- GIVEN REQUEST -
Reproduce all of the material word for word.

- RECORDS TO PROCESS -
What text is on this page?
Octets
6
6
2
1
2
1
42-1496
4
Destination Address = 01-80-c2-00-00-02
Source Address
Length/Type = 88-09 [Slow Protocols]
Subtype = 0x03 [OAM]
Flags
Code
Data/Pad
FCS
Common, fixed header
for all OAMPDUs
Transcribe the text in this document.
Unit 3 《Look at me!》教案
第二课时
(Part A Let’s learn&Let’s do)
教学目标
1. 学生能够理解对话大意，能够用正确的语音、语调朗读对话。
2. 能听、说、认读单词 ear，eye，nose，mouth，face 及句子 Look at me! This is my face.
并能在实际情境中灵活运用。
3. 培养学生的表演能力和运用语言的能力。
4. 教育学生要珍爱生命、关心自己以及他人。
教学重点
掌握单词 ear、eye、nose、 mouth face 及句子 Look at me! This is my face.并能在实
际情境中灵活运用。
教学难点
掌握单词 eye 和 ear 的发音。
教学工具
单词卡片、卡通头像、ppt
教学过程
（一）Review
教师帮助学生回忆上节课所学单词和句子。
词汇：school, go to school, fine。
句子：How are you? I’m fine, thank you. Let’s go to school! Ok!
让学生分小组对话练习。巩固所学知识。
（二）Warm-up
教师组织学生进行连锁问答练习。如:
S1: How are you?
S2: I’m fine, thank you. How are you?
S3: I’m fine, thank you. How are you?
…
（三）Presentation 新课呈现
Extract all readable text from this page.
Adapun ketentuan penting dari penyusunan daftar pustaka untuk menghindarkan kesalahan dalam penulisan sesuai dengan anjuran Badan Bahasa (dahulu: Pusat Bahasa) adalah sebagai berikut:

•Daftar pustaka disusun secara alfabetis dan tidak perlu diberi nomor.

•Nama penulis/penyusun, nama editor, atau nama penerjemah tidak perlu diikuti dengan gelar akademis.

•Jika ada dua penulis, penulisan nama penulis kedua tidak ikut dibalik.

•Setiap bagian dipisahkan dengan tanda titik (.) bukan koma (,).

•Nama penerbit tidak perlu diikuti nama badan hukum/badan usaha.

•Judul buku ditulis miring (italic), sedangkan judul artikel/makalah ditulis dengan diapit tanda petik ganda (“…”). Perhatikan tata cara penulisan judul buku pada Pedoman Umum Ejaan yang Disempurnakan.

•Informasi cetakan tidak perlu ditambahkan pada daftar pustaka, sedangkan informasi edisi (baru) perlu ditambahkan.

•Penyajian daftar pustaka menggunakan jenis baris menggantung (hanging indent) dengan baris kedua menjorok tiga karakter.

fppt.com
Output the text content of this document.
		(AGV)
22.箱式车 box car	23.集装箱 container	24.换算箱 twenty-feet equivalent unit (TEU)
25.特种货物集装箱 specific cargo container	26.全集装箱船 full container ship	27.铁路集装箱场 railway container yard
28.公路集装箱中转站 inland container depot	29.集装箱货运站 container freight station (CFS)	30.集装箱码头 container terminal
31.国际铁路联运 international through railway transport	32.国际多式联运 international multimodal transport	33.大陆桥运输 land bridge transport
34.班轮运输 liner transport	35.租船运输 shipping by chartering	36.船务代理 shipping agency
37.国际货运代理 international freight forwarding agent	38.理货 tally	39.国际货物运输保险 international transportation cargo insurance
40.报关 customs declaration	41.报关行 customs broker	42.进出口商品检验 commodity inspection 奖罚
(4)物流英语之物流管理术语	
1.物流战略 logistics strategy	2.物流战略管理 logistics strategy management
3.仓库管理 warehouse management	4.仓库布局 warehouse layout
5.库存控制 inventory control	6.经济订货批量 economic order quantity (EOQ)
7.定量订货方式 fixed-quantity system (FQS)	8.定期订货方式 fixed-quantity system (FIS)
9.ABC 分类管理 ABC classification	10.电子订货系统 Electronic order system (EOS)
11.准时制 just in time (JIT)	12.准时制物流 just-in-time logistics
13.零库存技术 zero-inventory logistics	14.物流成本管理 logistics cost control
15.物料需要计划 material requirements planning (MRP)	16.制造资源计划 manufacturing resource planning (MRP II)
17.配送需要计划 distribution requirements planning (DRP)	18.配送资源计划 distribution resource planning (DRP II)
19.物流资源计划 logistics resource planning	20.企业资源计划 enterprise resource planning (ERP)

- TASK ANSWER -
What text is on this page?
Octets
6
6
2
1
2
1
42-1496
4
Destination Address = 01-80-c2-00-00-02
Source Address
Length/Type = 88-09 [Slow Protocols]
Subtype = 0x03 [OAM]
Flags
Code
Data/Pad
FCS
Common, fixed header
for all OAMPDUs
Transcribe the text in this document.
Unit 3 《Look at me!》教案
第二课时
(Part A Let’s learn&Let’s do)
教学目标
1. 学生能够理解对话大意，能够用正确的语音、语调朗读对话。
2. 能听、说、认读单词 ear，eye，nose，mouth，face 及句子 Look at me! This is my face.
并能在实际情境中灵活运用。
3. 培养学生的表演能力和运用语言的能力。
4. 教育学生要珍爱生命、关心自己以及他人。
教学重点
掌握单词 ear、eye、nose、 mouth face 及句子 Look at me! This is my face.并能在实
际情境中灵活运用。
教学难点
掌握单词 eye 和 ear 的发音。
教学工具
单词卡片、卡通头像、ppt
教学过程
（一）Review
教师帮助学生回忆上节课所学单词和句子。
词汇：school, go to school, fine。
句子：How are you? I’m fine, thank you. Let’s go to school! Ok!
让学生分小组对话练习。巩固所学知识。
（二）Warm-up
教师组织学生进行连锁问答练习。如:
S1: How are you?
S2: I’m fine, thank you. How are you?
S3: I’m fine, thank you. How are you?
…
（三）Presentation 新课呈现
Extract all readable text from this page.
Adapun ketentuan penting dari penyusunan daftar pustaka untuk menghindarkan kesalahan dalam penulisan sesuai dengan anjuran Badan Bahasa (dahulu: Pusat Bahasa) adalah sebagai berikut:

•Daftar pustaka disusun secara alfabetis dan tidak perlu diberi nomor.

•Nama penulis/penyusun, nama editor, atau nama penerjemah tidak perlu diikuti dengan gelar akademis.

•Jika ada dua penulis, penulisan nama penulis kedua tidak ikut dibalik.

•Setiap bagian dipisahkan dengan tanda titik (.) bukan koma (,).

•Nama penerbit tidak perlu diikuti nama badan hukum/badan usaha.

•Judul buku ditulis miring (italic), sedangkan judul artikel/makalah ditulis dengan diapit tanda petik ganda (“…”). Perhatikan tata cara penulisan judul buku pada Pedoman Umum Ejaan yang Disempurnakan.

•Informasi cetakan tidak perlu ditambahkan pada daftar pustaka, sedangkan informasi edisi (baru) perlu ditambahkan.

•Penyajian daftar pustaka menggunakan jenis baris menggantung (hanging indent) dengan baris kedua menjorok tiga karakter.

fppt.com
Output the text content of this document.
		(AGV)
22.箱式车 box car	23.集装箱 container	24.换算箱 twenty-feet equivalent unit (TEU)
25.特种货物集装箱 specific cargo container	26.全集装箱船 full container ship	27.铁路集装箱场 railway container yard
28.公路集装箱中转站 inland container depot	29.集装箱货运站 container freight station (CFS)	30.集装箱码头 container terminal
31.国际铁路联运 international through railway transport	32.国际多式联运 international multimodal transport	33.大陆桥运输 land bridge transport
34.班轮运输 liner transport	35.租船运输 shipping by chartering	36.船务代理 shipping agency
37.国际货运代理 international freight forwarding agent	38.理货 tally	39.国际货物运输保险 international transportation cargo insurance
40.报关 customs declaration	41.报关行 customs broker	42.进出口商品检验 commodity inspection 奖罚
(4)物流英语之物流管理术语	
1.物流战略 logistics strategy	2.物流战略管理 logistics strategy management
3.仓库管理 warehouse management	4.仓库布局 warehouse layout
5.库存控制 inventory control	6.经济订货批量 economic order quantity (EOQ)
7.定量订货方式 fixed-quantity system (FQS)	8.定期订货方式 fixed-quantity system (FIS)
9.ABC 分类管理 ABC classification	10.电子订货系统 Electronic order system (EOS)
11.准时制 just in time (JIT)	12.准时制物流 just-in-time logistics
13.零库存技术 zero-inventory logistics	14.物流成本管理 logistics cost control
15.物料需要计划 material requirements planning (MRP)	16.制造资源计划 manufacturing resource planning (MRP II)
17.配送需要计划 distribution requirements planning (DRP)	18.配送资源计划 distribution resource planning (DRP II)
19.物流资源计划 logistics resource planning	20.企业资源计划 enterprise resource planning (ERP)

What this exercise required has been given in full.